**EXERCISE BRIEF**
Look through the listing below and report how many lines contain "ελεύθερου", as a bare number.

━━━━━━━━━━

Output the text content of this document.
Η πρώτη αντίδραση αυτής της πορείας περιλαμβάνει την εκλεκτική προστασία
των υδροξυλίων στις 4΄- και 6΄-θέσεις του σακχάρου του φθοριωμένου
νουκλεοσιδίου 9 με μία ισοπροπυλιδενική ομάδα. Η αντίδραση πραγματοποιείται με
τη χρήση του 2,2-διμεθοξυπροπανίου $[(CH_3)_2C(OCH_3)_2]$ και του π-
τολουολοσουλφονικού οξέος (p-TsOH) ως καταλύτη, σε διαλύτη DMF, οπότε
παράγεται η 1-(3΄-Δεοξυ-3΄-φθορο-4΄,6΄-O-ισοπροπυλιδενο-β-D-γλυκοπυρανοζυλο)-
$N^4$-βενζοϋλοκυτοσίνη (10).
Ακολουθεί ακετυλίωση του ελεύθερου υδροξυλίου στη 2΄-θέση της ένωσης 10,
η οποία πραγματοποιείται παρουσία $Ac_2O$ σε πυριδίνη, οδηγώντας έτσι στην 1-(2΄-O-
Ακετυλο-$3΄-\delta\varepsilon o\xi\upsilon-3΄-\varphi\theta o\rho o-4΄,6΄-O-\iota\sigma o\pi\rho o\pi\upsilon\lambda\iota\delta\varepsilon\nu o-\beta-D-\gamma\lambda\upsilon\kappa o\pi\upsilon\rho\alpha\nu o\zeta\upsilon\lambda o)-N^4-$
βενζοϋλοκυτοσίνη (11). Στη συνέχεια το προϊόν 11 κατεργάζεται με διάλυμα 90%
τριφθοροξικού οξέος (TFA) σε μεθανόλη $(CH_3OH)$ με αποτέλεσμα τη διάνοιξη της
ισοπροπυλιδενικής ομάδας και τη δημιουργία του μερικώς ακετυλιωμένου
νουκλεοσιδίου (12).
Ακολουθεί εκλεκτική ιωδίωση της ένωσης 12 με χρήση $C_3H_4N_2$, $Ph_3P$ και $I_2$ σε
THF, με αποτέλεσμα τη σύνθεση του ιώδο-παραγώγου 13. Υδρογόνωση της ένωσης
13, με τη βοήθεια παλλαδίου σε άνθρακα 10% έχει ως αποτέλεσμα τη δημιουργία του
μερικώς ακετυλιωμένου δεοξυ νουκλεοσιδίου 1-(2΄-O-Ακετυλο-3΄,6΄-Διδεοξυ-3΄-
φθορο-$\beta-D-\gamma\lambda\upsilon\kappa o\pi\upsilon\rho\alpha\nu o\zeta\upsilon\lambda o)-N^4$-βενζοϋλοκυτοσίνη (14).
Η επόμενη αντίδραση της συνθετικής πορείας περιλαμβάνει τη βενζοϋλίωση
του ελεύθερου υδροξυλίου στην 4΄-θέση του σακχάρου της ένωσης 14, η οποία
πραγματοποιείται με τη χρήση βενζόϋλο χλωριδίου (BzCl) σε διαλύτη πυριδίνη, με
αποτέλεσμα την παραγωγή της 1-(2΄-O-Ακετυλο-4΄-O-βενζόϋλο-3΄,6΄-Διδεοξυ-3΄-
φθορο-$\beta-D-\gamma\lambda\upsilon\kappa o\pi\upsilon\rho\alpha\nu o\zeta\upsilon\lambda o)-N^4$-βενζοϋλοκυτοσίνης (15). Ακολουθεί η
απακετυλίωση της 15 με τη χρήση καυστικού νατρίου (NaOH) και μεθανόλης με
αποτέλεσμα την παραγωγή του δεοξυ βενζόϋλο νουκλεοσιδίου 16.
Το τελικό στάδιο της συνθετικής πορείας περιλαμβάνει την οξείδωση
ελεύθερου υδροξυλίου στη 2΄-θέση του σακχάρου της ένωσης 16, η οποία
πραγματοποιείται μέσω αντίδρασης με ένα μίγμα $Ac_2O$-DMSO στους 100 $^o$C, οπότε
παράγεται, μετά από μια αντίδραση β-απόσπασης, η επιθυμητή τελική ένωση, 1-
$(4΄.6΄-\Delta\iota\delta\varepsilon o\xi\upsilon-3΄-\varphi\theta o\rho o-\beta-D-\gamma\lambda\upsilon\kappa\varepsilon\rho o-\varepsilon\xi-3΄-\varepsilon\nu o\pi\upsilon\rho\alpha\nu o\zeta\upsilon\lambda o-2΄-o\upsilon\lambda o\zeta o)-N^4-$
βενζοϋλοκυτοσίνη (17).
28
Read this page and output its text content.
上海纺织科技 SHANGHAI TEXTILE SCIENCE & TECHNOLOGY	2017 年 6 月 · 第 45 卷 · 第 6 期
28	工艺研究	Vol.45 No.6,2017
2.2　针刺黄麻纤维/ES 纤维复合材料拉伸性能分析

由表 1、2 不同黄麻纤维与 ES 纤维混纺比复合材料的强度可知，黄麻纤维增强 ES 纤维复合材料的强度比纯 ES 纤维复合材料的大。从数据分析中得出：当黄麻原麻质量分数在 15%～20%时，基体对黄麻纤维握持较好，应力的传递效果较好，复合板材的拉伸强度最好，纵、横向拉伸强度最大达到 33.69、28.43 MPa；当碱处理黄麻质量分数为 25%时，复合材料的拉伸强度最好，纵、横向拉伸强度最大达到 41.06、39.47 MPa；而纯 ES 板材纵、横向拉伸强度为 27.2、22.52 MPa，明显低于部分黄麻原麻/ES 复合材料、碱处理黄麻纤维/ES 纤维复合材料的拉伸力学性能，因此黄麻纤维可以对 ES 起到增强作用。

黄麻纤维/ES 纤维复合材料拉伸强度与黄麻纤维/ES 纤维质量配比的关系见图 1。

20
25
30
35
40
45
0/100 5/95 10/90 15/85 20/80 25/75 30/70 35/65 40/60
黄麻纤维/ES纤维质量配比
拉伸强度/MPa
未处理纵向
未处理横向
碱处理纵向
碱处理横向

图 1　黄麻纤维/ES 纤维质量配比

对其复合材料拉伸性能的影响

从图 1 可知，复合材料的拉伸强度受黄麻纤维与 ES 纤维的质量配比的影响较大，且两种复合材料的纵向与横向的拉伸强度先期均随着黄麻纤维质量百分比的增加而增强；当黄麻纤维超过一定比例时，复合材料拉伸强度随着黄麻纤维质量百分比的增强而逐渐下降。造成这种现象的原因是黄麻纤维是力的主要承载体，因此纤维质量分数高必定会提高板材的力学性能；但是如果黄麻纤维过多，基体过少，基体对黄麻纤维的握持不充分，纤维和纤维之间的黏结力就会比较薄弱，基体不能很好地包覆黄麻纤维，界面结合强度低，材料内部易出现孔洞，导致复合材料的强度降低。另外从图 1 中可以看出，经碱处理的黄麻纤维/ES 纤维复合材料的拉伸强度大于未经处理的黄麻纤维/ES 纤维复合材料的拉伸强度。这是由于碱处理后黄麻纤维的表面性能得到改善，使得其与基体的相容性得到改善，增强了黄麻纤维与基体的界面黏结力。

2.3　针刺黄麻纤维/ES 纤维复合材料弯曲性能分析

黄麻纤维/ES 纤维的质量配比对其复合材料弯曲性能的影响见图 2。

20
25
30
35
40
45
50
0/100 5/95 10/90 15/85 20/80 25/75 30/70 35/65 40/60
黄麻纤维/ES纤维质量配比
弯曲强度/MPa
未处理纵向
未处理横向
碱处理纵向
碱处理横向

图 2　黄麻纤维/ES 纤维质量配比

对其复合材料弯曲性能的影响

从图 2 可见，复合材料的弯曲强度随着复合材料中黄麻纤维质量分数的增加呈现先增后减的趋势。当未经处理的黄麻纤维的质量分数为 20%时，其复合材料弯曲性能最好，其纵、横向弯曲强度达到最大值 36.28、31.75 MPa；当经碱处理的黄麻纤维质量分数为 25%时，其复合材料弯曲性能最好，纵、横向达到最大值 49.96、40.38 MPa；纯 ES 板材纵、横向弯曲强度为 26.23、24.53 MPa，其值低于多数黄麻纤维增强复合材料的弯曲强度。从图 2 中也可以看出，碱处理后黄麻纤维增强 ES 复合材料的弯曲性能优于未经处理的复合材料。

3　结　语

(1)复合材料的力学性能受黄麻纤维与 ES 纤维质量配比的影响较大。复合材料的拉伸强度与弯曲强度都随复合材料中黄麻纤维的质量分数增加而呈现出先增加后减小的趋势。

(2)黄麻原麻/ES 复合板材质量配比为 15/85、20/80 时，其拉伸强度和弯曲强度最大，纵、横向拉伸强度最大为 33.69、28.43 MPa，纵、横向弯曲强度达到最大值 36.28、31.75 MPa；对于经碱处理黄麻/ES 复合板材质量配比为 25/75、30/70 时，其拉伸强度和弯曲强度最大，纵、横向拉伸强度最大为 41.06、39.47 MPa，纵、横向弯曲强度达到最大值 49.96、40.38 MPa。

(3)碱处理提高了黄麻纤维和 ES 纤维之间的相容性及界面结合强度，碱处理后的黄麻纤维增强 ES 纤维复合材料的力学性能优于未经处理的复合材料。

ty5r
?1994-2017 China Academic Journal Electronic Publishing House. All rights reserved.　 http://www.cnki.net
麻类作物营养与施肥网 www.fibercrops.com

━━━━━━━━━━

**ANSWER FOR THE TASK**
3